Figure record listings
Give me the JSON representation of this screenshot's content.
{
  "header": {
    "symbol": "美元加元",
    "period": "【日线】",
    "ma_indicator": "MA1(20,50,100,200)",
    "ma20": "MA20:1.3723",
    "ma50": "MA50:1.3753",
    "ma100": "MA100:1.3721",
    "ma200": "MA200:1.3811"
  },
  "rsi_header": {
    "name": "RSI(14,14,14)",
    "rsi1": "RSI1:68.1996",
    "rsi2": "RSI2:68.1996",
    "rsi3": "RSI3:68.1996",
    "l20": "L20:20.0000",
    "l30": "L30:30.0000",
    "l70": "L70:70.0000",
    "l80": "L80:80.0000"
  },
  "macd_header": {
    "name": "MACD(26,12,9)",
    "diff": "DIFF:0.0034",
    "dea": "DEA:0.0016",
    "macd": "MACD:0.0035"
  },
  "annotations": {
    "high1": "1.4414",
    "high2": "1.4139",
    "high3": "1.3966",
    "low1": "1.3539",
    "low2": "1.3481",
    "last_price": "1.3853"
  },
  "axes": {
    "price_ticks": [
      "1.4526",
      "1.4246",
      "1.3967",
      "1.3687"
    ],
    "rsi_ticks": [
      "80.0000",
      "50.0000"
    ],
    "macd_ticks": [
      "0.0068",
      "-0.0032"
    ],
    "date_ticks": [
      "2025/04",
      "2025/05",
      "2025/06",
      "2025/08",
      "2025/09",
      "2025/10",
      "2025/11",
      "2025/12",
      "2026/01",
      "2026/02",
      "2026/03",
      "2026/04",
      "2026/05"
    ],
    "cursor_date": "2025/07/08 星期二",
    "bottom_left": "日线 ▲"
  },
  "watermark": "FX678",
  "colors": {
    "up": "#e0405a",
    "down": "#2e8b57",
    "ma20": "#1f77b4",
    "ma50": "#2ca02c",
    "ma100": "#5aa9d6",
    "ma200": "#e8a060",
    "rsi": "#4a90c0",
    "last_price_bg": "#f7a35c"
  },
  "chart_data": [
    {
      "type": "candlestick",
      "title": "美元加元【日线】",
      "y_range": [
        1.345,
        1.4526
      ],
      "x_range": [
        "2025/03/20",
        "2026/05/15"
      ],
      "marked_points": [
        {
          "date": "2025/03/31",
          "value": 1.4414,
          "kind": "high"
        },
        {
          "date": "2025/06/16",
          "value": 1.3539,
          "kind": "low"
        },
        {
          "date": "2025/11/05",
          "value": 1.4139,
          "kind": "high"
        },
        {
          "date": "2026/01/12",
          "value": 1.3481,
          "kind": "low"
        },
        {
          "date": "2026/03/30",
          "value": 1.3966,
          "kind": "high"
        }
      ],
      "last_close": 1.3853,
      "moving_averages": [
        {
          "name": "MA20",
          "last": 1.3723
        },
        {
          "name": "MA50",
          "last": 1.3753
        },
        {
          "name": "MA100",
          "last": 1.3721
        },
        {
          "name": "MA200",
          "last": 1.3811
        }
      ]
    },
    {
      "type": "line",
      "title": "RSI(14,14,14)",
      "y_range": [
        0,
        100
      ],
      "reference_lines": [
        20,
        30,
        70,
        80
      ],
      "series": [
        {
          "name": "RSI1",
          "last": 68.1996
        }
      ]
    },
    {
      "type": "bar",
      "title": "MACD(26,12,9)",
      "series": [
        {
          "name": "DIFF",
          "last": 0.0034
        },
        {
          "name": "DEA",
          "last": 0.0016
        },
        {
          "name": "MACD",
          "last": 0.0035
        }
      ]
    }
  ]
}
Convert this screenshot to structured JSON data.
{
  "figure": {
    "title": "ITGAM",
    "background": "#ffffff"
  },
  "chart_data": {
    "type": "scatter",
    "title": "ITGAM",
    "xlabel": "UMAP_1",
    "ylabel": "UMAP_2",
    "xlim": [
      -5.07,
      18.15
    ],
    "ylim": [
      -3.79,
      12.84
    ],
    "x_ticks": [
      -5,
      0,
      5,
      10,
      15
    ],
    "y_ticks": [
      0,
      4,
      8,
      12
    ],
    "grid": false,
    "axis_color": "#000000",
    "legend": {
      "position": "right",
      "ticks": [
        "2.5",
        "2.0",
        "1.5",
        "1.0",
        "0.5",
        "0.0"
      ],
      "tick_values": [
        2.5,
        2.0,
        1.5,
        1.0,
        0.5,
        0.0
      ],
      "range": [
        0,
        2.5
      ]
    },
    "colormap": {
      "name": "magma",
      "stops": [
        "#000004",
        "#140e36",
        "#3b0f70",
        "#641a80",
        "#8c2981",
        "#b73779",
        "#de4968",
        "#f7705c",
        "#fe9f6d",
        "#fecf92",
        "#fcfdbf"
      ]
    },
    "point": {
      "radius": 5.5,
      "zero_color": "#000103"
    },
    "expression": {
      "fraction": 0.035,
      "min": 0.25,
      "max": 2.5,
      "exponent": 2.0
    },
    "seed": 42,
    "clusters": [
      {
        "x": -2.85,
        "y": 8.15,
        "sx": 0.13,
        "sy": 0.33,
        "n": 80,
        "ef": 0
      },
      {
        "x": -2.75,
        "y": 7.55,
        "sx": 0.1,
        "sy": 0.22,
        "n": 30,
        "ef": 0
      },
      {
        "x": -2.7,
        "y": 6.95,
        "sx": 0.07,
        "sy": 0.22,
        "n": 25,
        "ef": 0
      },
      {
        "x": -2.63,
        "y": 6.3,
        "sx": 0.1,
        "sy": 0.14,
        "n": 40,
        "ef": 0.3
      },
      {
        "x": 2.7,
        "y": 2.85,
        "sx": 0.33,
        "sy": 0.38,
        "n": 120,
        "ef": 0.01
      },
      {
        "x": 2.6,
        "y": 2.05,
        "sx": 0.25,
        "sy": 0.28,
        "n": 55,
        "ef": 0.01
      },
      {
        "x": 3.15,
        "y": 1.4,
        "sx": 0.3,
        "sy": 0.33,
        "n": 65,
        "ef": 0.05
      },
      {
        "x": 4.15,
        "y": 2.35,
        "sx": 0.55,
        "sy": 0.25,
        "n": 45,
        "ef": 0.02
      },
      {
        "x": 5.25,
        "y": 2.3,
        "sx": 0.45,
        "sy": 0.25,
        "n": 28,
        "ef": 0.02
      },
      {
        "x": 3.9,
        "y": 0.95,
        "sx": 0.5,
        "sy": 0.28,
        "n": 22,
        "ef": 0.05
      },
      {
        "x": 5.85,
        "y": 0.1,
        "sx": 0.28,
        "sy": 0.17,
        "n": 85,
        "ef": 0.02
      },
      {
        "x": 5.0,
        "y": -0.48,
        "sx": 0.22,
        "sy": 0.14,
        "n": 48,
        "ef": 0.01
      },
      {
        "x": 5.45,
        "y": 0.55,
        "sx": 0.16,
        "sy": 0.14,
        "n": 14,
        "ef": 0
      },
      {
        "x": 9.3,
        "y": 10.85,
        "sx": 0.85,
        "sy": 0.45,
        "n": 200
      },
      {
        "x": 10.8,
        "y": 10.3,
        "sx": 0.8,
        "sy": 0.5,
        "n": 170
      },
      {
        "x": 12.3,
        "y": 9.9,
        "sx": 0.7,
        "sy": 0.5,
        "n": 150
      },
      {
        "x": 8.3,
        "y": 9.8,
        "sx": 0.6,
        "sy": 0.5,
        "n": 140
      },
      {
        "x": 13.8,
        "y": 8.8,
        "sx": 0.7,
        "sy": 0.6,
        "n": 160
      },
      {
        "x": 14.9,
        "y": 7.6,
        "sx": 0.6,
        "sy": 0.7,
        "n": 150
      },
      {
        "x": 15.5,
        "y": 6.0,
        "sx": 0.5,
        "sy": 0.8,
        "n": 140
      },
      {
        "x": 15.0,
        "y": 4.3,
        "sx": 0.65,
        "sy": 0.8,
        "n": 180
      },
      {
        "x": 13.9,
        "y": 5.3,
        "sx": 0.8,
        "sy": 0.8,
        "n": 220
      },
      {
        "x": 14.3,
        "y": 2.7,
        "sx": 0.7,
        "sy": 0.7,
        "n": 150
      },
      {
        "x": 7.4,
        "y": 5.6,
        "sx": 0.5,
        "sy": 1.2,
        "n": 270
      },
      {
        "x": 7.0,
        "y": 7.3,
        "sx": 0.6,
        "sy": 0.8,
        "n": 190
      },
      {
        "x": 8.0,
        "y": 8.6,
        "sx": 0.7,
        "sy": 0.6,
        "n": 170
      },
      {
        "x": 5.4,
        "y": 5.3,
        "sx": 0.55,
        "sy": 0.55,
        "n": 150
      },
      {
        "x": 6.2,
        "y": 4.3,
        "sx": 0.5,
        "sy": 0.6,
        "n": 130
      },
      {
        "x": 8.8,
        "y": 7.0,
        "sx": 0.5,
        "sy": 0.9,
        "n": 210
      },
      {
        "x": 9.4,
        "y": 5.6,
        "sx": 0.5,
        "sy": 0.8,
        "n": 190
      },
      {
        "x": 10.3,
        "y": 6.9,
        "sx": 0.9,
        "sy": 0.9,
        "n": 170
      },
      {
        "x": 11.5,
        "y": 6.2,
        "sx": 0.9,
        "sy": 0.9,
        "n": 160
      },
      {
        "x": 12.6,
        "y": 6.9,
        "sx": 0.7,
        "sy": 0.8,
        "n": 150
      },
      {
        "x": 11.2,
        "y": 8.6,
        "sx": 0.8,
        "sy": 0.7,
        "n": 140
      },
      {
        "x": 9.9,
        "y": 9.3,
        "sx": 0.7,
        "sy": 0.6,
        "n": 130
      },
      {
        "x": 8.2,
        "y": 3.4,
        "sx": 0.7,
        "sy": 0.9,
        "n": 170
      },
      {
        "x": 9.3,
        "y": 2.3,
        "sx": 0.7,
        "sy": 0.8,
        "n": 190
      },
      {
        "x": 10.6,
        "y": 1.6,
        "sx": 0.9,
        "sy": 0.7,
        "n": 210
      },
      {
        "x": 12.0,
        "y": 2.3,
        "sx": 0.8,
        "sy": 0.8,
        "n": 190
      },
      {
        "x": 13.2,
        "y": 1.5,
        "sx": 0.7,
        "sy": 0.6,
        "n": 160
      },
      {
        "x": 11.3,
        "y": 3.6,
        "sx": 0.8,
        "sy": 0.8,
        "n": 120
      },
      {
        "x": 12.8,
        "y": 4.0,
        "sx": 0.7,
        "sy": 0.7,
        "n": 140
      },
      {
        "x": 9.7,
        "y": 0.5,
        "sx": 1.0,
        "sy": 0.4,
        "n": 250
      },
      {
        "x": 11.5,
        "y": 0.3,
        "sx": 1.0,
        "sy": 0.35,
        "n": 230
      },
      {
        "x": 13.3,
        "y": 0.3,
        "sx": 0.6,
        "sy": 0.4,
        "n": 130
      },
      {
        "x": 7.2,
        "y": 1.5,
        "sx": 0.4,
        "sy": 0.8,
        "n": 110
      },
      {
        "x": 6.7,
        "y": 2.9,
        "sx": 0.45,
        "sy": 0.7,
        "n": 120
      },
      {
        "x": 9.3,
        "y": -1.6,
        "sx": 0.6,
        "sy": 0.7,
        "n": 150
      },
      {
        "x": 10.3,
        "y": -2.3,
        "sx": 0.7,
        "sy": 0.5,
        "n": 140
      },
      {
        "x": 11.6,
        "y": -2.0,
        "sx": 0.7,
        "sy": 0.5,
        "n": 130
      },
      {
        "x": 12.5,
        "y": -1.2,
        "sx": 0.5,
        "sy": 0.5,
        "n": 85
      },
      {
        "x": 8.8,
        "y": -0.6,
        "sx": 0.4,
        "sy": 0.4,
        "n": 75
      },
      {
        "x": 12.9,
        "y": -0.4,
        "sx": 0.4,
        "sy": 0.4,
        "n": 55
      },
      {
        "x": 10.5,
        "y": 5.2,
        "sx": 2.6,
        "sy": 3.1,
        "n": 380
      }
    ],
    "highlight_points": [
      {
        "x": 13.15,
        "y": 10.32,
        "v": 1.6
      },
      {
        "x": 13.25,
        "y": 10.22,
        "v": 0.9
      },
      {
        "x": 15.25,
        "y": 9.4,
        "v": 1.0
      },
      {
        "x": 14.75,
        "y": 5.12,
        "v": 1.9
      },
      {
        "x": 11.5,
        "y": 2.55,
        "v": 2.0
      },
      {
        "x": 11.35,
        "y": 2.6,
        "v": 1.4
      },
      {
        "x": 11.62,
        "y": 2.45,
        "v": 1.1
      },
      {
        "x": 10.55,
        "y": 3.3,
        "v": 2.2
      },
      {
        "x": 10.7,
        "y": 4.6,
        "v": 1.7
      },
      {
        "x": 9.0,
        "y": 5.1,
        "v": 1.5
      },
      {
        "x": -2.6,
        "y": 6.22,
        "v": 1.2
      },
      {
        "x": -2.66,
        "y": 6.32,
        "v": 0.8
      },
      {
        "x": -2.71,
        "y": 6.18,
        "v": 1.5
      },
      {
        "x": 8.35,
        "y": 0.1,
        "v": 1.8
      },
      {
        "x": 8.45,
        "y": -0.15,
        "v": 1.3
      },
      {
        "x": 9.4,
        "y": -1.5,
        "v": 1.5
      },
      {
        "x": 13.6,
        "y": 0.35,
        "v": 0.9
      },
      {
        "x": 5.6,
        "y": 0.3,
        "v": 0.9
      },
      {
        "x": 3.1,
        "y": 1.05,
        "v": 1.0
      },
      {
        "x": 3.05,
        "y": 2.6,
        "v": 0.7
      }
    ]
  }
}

→ Required task: List the lines of the entries that include "screenshot".

→ Solution for this task:
Give me the JSON representation of this screenshot's content.
Convert this screenshot to structured JSON data.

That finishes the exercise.